◆ TASK PROMPT:
Reproduce every one of the following lines word for word, but leave out the picture.

◆ SUPPLIED INFORMATION:
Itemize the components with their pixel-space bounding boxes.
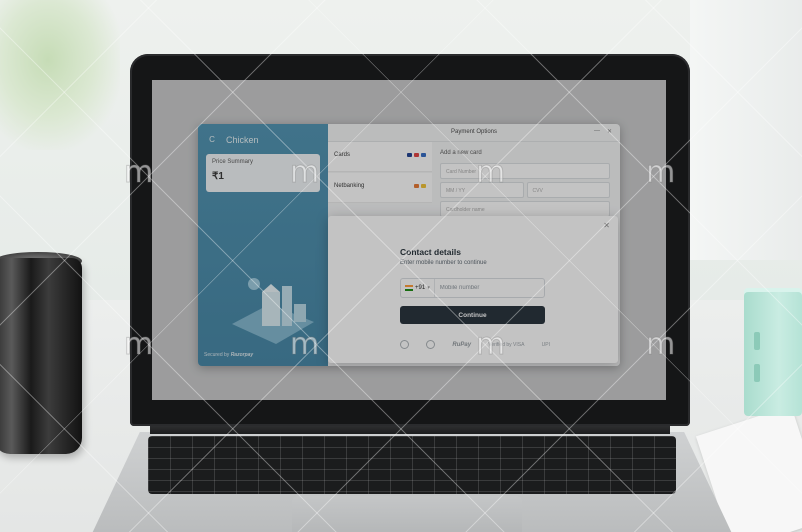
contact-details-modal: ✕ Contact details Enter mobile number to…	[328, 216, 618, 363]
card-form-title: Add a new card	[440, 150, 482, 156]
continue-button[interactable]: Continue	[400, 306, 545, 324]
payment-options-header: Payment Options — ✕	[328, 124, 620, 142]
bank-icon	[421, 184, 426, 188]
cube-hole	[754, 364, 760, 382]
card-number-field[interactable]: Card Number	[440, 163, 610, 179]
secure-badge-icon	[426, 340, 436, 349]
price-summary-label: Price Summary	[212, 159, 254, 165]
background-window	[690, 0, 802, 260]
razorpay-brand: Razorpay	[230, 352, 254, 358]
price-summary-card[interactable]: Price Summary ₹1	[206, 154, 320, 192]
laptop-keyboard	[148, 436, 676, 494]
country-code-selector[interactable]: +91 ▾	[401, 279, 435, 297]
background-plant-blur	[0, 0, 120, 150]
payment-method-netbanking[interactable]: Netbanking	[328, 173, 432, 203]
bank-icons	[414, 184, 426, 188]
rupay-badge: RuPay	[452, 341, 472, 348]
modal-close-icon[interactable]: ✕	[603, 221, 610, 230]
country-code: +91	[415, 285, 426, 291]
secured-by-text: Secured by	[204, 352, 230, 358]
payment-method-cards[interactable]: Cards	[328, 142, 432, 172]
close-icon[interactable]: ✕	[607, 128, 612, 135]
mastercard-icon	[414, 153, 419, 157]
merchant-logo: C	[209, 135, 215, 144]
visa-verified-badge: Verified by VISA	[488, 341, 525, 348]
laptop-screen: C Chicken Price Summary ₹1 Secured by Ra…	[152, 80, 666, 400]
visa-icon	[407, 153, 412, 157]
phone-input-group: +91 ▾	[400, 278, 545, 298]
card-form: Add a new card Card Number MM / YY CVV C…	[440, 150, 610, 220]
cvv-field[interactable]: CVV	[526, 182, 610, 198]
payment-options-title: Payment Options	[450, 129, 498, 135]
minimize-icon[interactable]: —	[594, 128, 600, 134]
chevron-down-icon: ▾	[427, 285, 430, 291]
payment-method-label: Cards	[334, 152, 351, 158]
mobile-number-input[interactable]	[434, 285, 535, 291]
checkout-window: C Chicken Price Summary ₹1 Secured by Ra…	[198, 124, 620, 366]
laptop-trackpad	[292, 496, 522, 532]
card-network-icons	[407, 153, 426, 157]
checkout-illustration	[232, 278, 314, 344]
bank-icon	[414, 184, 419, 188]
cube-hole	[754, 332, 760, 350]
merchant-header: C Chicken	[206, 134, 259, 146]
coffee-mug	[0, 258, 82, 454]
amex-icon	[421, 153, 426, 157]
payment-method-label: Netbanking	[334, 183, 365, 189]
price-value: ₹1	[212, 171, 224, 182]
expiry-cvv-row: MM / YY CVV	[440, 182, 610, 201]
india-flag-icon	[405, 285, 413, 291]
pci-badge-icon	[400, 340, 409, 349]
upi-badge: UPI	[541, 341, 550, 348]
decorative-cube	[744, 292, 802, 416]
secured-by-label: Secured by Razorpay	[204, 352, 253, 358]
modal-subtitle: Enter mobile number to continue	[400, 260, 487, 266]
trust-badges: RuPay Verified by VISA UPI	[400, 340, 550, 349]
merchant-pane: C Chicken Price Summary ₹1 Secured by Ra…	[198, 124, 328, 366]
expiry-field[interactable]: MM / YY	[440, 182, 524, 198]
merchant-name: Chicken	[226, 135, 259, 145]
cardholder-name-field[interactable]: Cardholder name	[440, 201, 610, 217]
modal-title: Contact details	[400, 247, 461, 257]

◆ ANSWER:
Itemize the components with their pixel-space bounding boxes.
contact-details-modal: ✕ Contact details Enter mobile number to…	[328, 216, 618, 363]
card-form-title: Add a new card	[440, 150, 482, 156]
continue-button[interactable]: Continue	[400, 306, 545, 324]
payment-options-header: Payment Options — ✕	[328, 124, 620, 142]
bank-icon	[421, 184, 426, 188]
cube-hole	[754, 364, 760, 382]
card-number-field[interactable]: Card Number	[440, 163, 610, 179]
secure-badge-icon	[426, 340, 436, 349]
price-summary-label: Price Summary	[212, 159, 254, 165]
background-window	[690, 0, 802, 260]
razorpay-brand: Razorpay	[230, 352, 254, 358]
price-summary-card[interactable]: Price Summary ₹1	[206, 154, 320, 192]
laptop-keyboard	[148, 436, 676, 494]
country-code-selector[interactable]: +91 ▾	[401, 279, 435, 297]
background-plant-blur	[0, 0, 120, 150]
payment-method-netbanking[interactable]: Netbanking	[328, 173, 432, 203]
bank-icons	[414, 184, 426, 188]
rupay-badge: RuPay	[452, 341, 472, 348]
modal-close-icon[interactable]: ✕	[603, 221, 610, 230]
country-code: +91	[415, 285, 426, 291]
secured-by-text: Secured by	[204, 352, 230, 358]
payment-method-cards[interactable]: Cards	[328, 142, 432, 172]
close-icon[interactable]: ✕	[607, 128, 612, 135]
mastercard-icon	[414, 153, 419, 157]
merchant-logo: C	[209, 135, 215, 144]
visa-verified-badge: Verified by VISA	[488, 341, 525, 348]
laptop-screen: C Chicken Price Summary ₹1 Secured by Ra…	[152, 80, 666, 400]
visa-icon	[407, 153, 412, 157]
phone-input-group: +91 ▾	[400, 278, 545, 298]
card-form: Add a new card Card Number MM / YY CVV C…	[440, 150, 610, 220]
cvv-field[interactable]: CVV	[526, 182, 610, 198]
payment-options-title: Payment Options	[450, 129, 498, 135]
minimize-icon[interactable]: —	[594, 128, 600, 134]
chevron-down-icon: ▾	[427, 285, 430, 291]
payment-method-label: Cards	[334, 152, 351, 158]
mobile-number-input[interactable]	[434, 285, 535, 291]
checkout-window: C Chicken Price Summary ₹1 Secured by Ra…	[198, 124, 620, 366]
laptop-trackpad	[292, 496, 522, 532]
card-network-icons	[407, 153, 426, 157]
checkout-illustration	[232, 278, 314, 344]
bank-icon	[414, 184, 419, 188]
cube-hole	[754, 332, 760, 350]
merchant-header: C Chicken	[206, 134, 259, 146]
coffee-mug	[0, 258, 82, 454]
amex-icon	[421, 153, 426, 157]
payment-method-label: Netbanking	[334, 183, 365, 189]
price-value: ₹1	[212, 171, 224, 182]
expiry-cvv-row: MM / YY CVV	[440, 182, 610, 201]
india-flag-icon	[405, 285, 413, 291]
pci-badge-icon	[400, 340, 409, 349]
upi-badge: UPI	[541, 341, 550, 348]
decorative-cube	[744, 292, 802, 416]
secured-by-label: Secured by Razorpay	[204, 352, 253, 358]
modal-subtitle: Enter mobile number to continue	[400, 260, 487, 266]
trust-badges: RuPay Verified by VISA UPI	[400, 340, 550, 349]
merchant-pane: C Chicken Price Summary ₹1 Secured by Ra…	[198, 124, 328, 366]
expiry-field[interactable]: MM / YY	[440, 182, 524, 198]
merchant-name: Chicken	[226, 135, 259, 145]
cardholder-name-field[interactable]: Cardholder name	[440, 201, 610, 217]
modal-title: Contact details	[400, 247, 461, 257]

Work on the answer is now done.